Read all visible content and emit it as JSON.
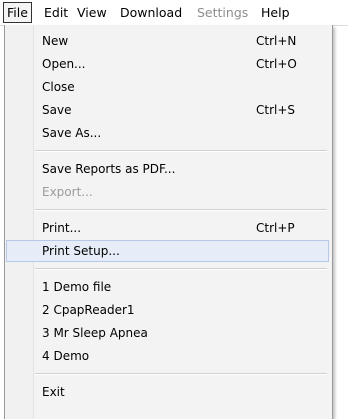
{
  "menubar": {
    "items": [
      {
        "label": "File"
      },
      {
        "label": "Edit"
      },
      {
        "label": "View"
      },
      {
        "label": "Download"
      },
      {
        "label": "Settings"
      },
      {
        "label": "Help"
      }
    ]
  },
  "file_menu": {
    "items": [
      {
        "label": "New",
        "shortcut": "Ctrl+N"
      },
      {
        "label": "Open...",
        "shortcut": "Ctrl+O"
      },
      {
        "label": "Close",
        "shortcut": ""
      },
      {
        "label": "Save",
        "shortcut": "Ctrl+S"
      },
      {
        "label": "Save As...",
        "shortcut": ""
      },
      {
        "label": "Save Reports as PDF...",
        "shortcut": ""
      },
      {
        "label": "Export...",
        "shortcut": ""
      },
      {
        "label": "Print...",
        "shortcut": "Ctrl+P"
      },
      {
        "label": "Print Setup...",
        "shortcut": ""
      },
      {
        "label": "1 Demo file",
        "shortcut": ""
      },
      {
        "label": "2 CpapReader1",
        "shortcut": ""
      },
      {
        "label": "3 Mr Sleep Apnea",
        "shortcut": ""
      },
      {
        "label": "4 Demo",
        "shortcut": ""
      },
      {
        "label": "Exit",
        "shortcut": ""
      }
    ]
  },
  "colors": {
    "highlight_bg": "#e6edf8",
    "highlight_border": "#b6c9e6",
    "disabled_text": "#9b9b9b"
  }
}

▬▬▬

# WHAT IS EXPECTED
Quote the records in full and exactly; skip any image.

# SOLUTION TO THIS TASK
Read all visible content and emit it as JSON.
{
  "menubar": {
    "items": [
      {
        "label": "File"
      },
      {
        "label": "Edit"
      },
      {
        "label": "View"
      },
      {
        "label": "Download"
      },
      {
        "label": "Settings"
      },
      {
        "label": "Help"
      }
    ]
  },
  "file_menu": {
    "items": [
      {
        "label": "New",
        "shortcut": "Ctrl+N"
      },
      {
        "label": "Open...",
        "shortcut": "Ctrl+O"
      },
      {
        "label": "Close",
        "shortcut": ""
      },
      {
        "label": "Save",
        "shortcut": "Ctrl+S"
      },
      {
        "label": "Save As...",
        "shortcut": ""
      },
      {
        "label": "Save Reports as PDF...",
        "shortcut": ""
      },
      {
        "label": "Export...",
        "shortcut": ""
      },
      {
        "label": "Print...",
        "shortcut": "Ctrl+P"
      },
      {
        "label": "Print Setup...",
        "shortcut": ""
      },
      {
        "label": "1 Demo file",
        "shortcut": ""
      },
      {
        "label": "2 CpapReader1",
        "shortcut": ""
      },
      {
        "label": "3 Mr Sleep Apnea",
        "shortcut": ""
      },
      {
        "label": "4 Demo",
        "shortcut": ""
      },
      {
        "label": "Exit",
        "shortcut": ""
      }
    ]
  },
  "colors": {
    "highlight_bg": "#e6edf8",
    "highlight_border": "#b6c9e6",
    "disabled_text": "#9b9b9b"
  }
}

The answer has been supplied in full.